▸ **Required work**
Find "What's the underlying" in the records that follow; print that line and each subsequent line through the last one, verbatim and with nothing added.

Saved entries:
──────

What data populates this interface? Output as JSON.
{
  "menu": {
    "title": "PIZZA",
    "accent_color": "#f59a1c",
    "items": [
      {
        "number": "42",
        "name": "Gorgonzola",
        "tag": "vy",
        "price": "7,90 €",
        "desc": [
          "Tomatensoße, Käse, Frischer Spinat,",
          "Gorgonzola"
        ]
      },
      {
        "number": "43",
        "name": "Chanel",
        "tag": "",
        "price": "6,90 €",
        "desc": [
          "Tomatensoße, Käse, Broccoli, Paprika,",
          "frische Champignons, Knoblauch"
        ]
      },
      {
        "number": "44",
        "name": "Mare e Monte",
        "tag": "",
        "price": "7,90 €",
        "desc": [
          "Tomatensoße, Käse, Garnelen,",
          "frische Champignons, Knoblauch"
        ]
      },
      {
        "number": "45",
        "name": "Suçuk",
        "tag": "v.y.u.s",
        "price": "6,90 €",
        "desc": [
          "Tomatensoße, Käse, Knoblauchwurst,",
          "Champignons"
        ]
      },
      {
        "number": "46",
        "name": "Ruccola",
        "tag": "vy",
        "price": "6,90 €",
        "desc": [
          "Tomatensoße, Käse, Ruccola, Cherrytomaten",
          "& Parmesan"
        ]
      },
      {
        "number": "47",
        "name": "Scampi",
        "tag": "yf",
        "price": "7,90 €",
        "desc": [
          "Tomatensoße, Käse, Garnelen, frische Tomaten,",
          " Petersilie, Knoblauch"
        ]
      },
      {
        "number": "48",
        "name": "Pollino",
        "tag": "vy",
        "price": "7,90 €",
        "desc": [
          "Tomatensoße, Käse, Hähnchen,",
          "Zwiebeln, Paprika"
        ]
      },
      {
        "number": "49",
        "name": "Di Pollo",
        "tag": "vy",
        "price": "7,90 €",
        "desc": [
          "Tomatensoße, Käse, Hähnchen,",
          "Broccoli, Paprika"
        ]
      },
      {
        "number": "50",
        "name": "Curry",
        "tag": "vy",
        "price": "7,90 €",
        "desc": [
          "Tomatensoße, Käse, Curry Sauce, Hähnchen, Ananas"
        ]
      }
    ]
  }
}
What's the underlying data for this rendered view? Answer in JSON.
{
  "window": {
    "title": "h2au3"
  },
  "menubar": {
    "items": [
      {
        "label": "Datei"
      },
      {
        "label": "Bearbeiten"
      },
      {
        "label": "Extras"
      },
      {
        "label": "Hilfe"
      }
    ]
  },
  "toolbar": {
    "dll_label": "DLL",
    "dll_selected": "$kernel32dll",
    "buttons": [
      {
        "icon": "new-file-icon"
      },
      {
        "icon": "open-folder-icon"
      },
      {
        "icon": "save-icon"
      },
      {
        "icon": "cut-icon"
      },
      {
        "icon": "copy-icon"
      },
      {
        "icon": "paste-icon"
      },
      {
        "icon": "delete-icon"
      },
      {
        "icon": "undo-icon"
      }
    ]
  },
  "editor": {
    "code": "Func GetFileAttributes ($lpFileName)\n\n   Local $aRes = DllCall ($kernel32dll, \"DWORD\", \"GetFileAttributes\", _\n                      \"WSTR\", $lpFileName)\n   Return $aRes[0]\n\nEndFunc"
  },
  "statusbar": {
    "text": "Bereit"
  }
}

──────

▸ **The result**
What's the underlying data for this rendered view? Answer in JSON.
{
  "window": {
    "title": "h2au3"
  },
  "menubar": {
    "items": [
      {
        "label": "Datei"
      },
      {
        "label": "Bearbeiten"
      },
      {
        "label": "Extras"
      },
      {
        "label": "Hilfe"
      }
    ]
  },
  "toolbar": {
    "dll_label": "DLL",
    "dll_selected": "$kernel32dll",
    "buttons": [
      {
        "icon": "new-file-icon"
      },
      {
        "icon": "open-folder-icon"
      },
      {
        "icon": "save-icon"
      },
      {
        "icon": "cut-icon"
      },
      {
        "icon": "copy-icon"
      },
      {
        "icon": "paste-icon"
      },
      {
        "icon": "delete-icon"
      },
      {
        "icon": "undo-icon"
      }
    ]
  },
  "editor": {
    "code": "Func GetFileAttributes ($lpFileName)\n\n   Local $aRes = DllCall ($kernel32dll, \"DWORD\", \"GetFileAttributes\", _\n                      \"WSTR\", $lpFileName)\n   Return $aRes[0]\n\nEndFunc"
  },
  "statusbar": {
    "text": "Bereit"
  }
}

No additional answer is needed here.